- _WHAT TO DO_
Gather every line that includes the word "ماهانه", please.

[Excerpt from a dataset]
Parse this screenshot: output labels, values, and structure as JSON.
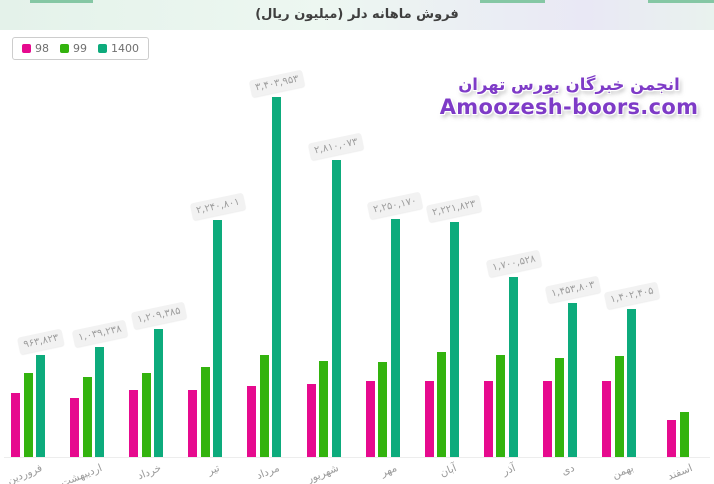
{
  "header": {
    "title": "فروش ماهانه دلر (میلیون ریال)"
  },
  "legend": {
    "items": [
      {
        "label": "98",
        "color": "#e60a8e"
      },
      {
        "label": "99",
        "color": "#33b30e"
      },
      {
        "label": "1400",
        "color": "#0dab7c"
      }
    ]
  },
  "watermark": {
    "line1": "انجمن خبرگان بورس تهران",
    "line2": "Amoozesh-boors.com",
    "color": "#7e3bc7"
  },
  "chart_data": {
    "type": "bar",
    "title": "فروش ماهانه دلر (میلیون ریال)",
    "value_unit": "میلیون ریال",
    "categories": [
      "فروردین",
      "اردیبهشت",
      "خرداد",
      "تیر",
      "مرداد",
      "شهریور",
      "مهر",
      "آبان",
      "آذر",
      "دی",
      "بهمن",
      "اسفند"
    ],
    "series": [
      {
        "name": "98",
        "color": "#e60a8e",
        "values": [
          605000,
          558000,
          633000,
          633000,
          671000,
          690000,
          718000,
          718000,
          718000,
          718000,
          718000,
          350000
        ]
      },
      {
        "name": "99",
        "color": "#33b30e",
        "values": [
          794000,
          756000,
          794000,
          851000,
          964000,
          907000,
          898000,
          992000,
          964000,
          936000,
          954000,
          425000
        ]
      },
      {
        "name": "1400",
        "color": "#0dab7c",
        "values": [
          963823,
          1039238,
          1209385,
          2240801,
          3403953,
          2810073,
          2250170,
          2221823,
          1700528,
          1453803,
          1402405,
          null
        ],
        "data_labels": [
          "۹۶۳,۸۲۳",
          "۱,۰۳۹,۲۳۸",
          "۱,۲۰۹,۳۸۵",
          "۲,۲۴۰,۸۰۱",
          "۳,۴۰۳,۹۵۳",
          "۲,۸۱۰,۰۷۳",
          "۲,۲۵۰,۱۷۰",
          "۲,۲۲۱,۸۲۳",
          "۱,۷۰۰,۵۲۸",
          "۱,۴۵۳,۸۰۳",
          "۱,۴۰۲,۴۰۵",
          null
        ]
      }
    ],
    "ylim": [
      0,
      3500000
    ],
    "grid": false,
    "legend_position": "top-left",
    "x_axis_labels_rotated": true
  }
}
--
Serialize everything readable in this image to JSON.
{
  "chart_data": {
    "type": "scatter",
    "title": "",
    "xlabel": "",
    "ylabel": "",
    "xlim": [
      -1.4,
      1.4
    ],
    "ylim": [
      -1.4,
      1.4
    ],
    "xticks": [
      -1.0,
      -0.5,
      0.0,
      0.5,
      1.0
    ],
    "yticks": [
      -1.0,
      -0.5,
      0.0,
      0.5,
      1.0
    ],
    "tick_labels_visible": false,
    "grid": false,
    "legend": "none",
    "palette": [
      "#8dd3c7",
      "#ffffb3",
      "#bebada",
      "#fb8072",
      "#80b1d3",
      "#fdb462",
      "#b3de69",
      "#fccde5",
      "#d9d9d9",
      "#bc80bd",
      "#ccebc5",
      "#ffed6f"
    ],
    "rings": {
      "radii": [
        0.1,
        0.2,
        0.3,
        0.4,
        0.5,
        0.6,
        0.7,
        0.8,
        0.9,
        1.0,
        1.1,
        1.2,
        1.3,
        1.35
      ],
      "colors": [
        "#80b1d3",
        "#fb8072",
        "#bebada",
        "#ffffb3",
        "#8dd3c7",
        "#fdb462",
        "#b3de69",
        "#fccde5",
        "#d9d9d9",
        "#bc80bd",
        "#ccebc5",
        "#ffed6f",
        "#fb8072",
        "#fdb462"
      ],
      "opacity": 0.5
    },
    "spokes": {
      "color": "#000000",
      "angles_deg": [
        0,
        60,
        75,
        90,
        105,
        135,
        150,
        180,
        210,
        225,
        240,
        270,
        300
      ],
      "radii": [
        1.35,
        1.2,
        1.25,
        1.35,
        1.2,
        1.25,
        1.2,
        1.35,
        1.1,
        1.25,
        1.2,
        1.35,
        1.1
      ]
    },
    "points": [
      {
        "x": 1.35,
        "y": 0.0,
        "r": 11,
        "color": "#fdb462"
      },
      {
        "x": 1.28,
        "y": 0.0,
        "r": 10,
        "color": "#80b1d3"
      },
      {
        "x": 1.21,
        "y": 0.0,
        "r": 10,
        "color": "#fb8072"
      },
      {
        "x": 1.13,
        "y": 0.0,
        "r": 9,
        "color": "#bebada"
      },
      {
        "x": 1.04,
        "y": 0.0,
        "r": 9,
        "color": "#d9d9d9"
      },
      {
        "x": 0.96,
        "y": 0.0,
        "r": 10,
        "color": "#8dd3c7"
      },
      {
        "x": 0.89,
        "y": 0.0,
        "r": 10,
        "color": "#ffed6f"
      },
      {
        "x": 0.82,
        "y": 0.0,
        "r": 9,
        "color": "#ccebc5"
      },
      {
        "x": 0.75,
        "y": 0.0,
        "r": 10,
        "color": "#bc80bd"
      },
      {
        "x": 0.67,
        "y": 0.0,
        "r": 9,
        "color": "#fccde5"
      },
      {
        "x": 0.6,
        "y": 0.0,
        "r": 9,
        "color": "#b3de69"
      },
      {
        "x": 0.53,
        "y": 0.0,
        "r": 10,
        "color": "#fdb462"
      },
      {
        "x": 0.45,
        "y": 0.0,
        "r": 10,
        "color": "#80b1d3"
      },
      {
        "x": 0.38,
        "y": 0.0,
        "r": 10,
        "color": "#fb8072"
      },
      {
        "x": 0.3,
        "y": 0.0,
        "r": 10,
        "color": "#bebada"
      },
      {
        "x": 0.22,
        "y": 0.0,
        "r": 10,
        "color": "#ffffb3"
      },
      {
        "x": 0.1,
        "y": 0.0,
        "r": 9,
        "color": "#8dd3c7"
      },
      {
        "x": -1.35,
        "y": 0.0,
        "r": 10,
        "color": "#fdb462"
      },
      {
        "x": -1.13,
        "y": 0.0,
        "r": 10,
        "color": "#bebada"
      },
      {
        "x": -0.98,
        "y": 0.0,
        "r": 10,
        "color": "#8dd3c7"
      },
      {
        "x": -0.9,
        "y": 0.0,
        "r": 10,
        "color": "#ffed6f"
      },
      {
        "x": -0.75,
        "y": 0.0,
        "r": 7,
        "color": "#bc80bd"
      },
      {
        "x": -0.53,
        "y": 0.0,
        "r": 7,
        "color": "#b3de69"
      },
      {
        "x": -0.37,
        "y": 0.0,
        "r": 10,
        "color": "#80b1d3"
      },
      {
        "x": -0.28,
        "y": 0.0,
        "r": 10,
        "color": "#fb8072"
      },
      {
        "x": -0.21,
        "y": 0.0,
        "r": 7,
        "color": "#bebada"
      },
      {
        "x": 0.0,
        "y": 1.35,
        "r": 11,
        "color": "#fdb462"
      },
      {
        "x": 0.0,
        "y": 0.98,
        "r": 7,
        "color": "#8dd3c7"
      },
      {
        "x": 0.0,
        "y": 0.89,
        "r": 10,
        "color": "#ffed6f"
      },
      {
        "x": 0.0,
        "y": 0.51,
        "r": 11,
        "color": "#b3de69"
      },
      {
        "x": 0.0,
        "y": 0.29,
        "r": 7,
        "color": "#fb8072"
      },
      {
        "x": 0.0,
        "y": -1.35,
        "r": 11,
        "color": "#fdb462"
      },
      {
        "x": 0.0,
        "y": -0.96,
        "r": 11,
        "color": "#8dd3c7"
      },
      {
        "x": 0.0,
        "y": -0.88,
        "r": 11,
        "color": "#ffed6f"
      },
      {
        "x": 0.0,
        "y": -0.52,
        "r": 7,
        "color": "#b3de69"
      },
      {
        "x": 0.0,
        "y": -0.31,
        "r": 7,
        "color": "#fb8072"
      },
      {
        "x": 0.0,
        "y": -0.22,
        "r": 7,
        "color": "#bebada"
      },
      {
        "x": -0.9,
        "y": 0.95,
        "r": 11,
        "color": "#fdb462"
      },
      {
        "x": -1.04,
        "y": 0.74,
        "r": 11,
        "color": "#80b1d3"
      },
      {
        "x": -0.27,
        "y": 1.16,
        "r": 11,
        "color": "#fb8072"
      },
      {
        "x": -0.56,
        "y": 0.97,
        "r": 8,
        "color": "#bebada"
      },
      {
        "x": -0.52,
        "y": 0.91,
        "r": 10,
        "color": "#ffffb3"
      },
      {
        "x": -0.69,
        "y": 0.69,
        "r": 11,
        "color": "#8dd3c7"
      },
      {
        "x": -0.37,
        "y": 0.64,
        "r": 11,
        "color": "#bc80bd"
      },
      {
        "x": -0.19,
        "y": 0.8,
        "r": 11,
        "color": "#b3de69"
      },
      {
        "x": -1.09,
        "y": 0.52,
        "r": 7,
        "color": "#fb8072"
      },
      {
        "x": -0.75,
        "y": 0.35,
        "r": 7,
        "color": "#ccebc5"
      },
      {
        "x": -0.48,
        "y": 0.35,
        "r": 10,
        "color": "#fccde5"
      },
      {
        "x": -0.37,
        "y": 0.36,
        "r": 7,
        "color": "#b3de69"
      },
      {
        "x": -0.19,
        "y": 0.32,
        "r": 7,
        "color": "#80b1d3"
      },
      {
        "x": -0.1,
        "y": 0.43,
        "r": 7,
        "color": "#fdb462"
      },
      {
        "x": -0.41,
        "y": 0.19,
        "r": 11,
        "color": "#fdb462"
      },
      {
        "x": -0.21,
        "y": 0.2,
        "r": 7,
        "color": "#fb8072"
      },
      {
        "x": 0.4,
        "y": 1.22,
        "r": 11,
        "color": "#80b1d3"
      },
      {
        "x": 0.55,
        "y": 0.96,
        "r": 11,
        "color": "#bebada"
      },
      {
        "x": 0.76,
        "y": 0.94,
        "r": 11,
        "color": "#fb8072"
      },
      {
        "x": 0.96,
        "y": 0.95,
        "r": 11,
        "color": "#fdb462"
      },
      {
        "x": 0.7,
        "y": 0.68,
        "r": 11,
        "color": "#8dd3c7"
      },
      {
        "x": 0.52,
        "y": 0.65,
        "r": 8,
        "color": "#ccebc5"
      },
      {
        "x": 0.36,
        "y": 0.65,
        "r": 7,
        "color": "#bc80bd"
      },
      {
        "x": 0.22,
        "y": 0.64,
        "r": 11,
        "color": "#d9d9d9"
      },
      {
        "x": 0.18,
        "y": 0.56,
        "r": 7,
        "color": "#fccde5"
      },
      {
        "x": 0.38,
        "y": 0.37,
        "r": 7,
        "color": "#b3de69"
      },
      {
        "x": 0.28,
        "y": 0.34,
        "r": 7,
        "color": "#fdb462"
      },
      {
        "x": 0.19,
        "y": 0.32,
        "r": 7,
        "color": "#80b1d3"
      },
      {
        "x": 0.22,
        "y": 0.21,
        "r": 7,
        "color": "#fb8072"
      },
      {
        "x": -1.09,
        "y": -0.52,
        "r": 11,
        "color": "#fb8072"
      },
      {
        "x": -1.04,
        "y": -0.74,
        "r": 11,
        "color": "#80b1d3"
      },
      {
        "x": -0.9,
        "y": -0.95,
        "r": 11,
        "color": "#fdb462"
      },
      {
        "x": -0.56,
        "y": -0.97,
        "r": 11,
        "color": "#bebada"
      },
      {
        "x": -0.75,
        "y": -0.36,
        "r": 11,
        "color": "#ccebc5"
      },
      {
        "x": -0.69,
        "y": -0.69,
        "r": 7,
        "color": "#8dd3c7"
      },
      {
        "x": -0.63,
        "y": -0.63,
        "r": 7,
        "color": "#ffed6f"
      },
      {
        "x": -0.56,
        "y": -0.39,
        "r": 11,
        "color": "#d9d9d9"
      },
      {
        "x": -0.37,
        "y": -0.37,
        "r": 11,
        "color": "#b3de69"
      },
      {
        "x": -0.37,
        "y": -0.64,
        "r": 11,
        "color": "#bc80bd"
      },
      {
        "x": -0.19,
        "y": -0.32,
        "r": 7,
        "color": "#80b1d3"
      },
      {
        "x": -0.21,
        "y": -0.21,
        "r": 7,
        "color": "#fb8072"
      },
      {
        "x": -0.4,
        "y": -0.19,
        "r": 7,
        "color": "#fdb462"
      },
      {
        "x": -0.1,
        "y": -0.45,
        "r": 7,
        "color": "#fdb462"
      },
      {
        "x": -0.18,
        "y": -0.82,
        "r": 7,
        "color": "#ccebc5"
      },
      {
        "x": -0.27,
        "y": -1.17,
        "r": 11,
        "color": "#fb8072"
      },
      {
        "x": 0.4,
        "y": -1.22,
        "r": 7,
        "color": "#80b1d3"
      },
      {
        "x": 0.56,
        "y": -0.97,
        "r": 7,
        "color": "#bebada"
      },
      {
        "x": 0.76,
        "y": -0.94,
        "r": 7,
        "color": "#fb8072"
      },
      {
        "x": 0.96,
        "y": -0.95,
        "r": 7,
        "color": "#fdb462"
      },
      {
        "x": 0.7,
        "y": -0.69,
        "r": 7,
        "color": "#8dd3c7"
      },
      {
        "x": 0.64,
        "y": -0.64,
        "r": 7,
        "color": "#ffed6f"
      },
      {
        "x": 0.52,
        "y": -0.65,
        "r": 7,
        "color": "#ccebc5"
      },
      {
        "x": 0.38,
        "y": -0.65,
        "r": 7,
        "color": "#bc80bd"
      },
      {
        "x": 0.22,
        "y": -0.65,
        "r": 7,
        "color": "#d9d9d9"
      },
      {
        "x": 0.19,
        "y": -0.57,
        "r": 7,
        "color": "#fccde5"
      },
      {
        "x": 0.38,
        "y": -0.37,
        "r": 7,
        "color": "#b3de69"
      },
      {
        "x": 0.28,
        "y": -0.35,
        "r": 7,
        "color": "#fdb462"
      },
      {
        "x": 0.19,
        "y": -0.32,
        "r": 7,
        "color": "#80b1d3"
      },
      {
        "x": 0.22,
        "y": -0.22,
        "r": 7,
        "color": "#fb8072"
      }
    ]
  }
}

- _RESULT FOR THIS EXERCISE_
    "title": "فروش ماهانه دلر (میلیون ریال)"
    "title": "فروش ماهانه دلر (میلیون ریال)",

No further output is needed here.